*** Opening of Provided passage ***

School meal programs that provide children with a warm meal and reducing the distances to schools have helped convince parents to send their kids.

It's also crucial to keep girls in school; they tend to stop attending classes for various reasons, sometimes because they get married at a young age or they begin menstruating but lack the necessary sanitary products.

"We've been intervening as well as far as that is concerned to provide that particular gadget that they need to keep them in school," Karuti said.

Now, that enrolment rates are up, the focus needs to shift toward providing better quality of education, Karuti said. "Our next focus will be looking at 'How do we improve both numeracy and literacy skills?'"

Successful fight against disease

Another remarkable success has been achieved in the fight against HIV/AIDS, TB and malaria, the report found. Bed nets with insecticides have helped prevent malaria; better access to antiretroviral drugs has helped suppress the HI virus. Much has been done to prevent mother-to-child-transmission, said Maureen Adudans, regional HIV/AIDS advisor for the MDG center.

But challenges remain.

"We still have to remember and acknowledge the fact that much of the epidemic - or a number of the people who are affected by this epidemic - still remain within Africa," Adudans pointed out.

Prevalence rates still remain higher among women, she said, adding that women still account for 60 percent of new infections within the continent.

A girl leans against a mosquito net (Photo: Stephen Morrison)
Bed nets can help in preventing MalariaImage: picture-alliance/dpa

Usually it is men who decide matters of contraception and protection against sexually-transmitted diseases in a relationship, Adudans said, adding: "We are still not quite where we would want to be in terms of women empowerment and what women can do in terms of stepping up and access health care services."

Many targets are not going to be met

Despite the fast pace in racing toward achieving the MDGs, Africa as a whole won't succeed in reducing extreme poverty and hunger by half. In 2010, 48.5 percent of the people in Sub-Saharan Africa were living below the extreme poverty line - that means getting by with less than $1.25 (0.95 euros) a day. In 1990, extreme poverty stood at 56.5 percent.

GIGA's Giesbert said that it's crucial to differentiate between the individual African nations.

"Countries such as Ghana, Uganda, Ethiopia and Rwanda have experienced growth that has not been fed by the resource sector alone. Other countries have been left behind in terms of poverty reduction," she said. "Little growth and little poverty reduction can be observed in Sahel countries such as Niger, Chad, Mali or Burkina Faso, but also other countries in West and Central Africa due to economic and political instability."

*** Close of Provided passage ***
*** Opening of Data listing ***

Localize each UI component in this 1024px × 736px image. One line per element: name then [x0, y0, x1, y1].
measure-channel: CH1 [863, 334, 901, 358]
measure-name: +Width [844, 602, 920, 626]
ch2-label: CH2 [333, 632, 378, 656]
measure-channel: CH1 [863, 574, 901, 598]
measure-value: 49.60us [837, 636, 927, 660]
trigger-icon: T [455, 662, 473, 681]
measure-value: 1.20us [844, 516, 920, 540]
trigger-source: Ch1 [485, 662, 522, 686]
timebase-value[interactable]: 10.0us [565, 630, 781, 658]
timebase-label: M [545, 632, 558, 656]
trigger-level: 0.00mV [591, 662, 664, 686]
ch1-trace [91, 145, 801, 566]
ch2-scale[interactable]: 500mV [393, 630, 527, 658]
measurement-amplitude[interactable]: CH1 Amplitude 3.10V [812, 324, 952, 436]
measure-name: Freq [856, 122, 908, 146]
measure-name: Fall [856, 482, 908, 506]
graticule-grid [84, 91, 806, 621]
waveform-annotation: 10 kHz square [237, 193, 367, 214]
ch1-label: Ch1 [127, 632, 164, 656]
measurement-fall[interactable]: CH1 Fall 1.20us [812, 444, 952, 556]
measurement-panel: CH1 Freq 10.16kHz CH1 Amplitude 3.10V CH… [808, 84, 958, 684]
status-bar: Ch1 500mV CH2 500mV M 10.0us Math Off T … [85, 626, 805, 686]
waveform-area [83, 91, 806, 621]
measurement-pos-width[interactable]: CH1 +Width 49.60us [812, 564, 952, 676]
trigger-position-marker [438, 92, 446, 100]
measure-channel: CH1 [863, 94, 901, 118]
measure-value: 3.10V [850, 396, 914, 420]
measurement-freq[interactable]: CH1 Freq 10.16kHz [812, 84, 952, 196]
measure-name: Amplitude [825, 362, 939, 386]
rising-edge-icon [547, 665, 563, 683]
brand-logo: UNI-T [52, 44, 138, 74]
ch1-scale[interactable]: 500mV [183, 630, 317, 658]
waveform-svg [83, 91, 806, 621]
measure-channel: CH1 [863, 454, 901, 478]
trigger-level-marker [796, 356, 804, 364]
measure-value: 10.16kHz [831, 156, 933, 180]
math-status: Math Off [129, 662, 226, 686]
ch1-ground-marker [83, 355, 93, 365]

*** Close of Data listing ***

▸ **Task A**
Can you condense the paragraph of the MDG passage beginning "Another remarkable success" into a short list that keeps its main facts?
▸ **Task B**
What does the MDG passage say between "Many targets are" and "individual African nations.", inclusive? Reproduce that part word for word.
These items are separate material, apart from the MDG passage.

▸ **Exercise answer A**
- The report found notable success against HIV/AIDS, TB and malaria.
- Insecticide-treated bed nets have helped prevent malaria.
- Better access to antiretroviral drugs has helped suppress the HI virus.
- Maureen Adudans, regional HIV/AIDS advisor for the MDG center, said much has been done to prevent mother-to-child transmission.

▸ **Exercise answer B**
Many targets are not going to be met

Despite the fast pace in racing toward achieving the MDGs, Africa as a whole won't succeed in reducing extreme poverty and hunger by half. In 2010, 48.5 percent of the people in Sub-Saharan Africa were living below the extreme poverty line - that means getting by with less than $1.25 (0.95 euros) a day. In 1990, extreme poverty stood at 56.5 percent.

GIGA's Giesbert said that it's crucial to differentiate between the individual African nations.